→ Rows
=-=-=-=-=
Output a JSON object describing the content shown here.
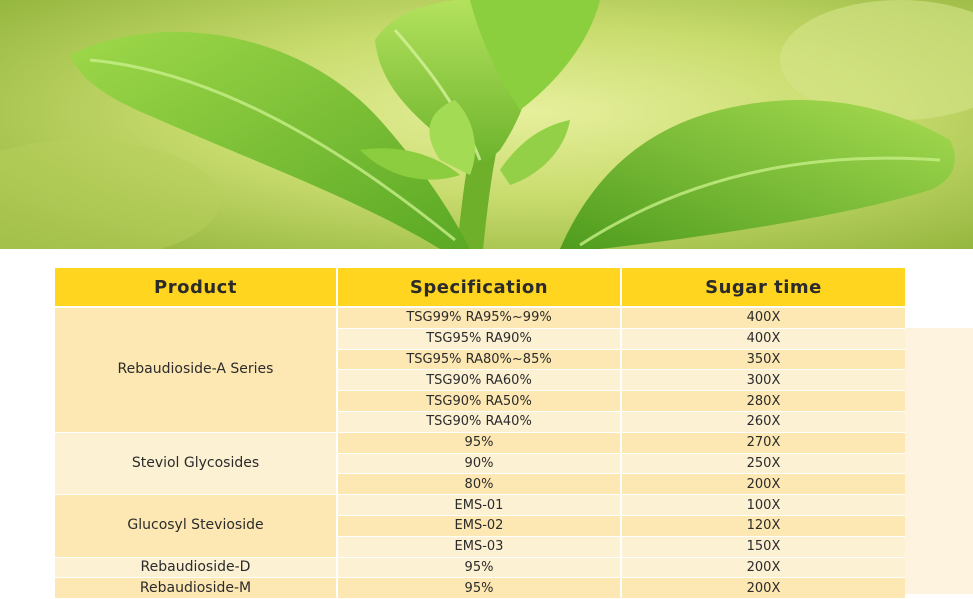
{
  "header": {
    "product": "Product",
    "specification": "Specification",
    "sugar_time": "Sugar time"
  },
  "groups": [
    {
      "product": "Rebaudioside-A Series",
      "rows": [
        {
          "spec": "TSG99% RA95%~99%",
          "sugar": "400X"
        },
        {
          "spec": "TSG95% RA90%",
          "sugar": "400X"
        },
        {
          "spec": "TSG95% RA80%~85%",
          "sugar": "350X"
        },
        {
          "spec": "TSG90% RA60%",
          "sugar": "300X"
        },
        {
          "spec": "TSG90% RA50%",
          "sugar": "280X"
        },
        {
          "spec": "TSG90% RA40%",
          "sugar": "260X"
        }
      ]
    },
    {
      "product": "Steviol Glycosides",
      "rows": [
        {
          "spec": "95%",
          "sugar": "270X"
        },
        {
          "spec": "90%",
          "sugar": "250X"
        },
        {
          "spec": "80%",
          "sugar": "200X"
        }
      ]
    },
    {
      "product": "Glucosyl Stevioside",
      "rows": [
        {
          "spec": "EMS-01",
          "sugar": "100X"
        },
        {
          "spec": "EMS-02",
          "sugar": "120X"
        },
        {
          "spec": "EMS-03",
          "sugar": "150X"
        }
      ]
    },
    {
      "product": "Rebaudioside-D",
      "rows": [
        {
          "spec": "95%",
          "sugar": "200X"
        }
      ]
    },
    {
      "product": "Rebaudioside-M",
      "rows": [
        {
          "spec": "95%",
          "sugar": "200X"
        }
      ]
    }
  ],
  "colors": {
    "header_bg": "#ffd51f",
    "row_dark": "#fde8b4",
    "row_light": "#fdf1d4",
    "leaf_green": "#7fc43a"
  }
}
=-=-=-=-=
Gather every line containing the word "product" and copy it.

→ Exercise output
    "product": "Product",
      "product": "Rebaudioside-A Series",
      "product": "Steviol Glycosides",
      "product": "Glucosyl Stevioside",
      "product": "Rebaudioside-D",
      "product": "Rebaudioside-M",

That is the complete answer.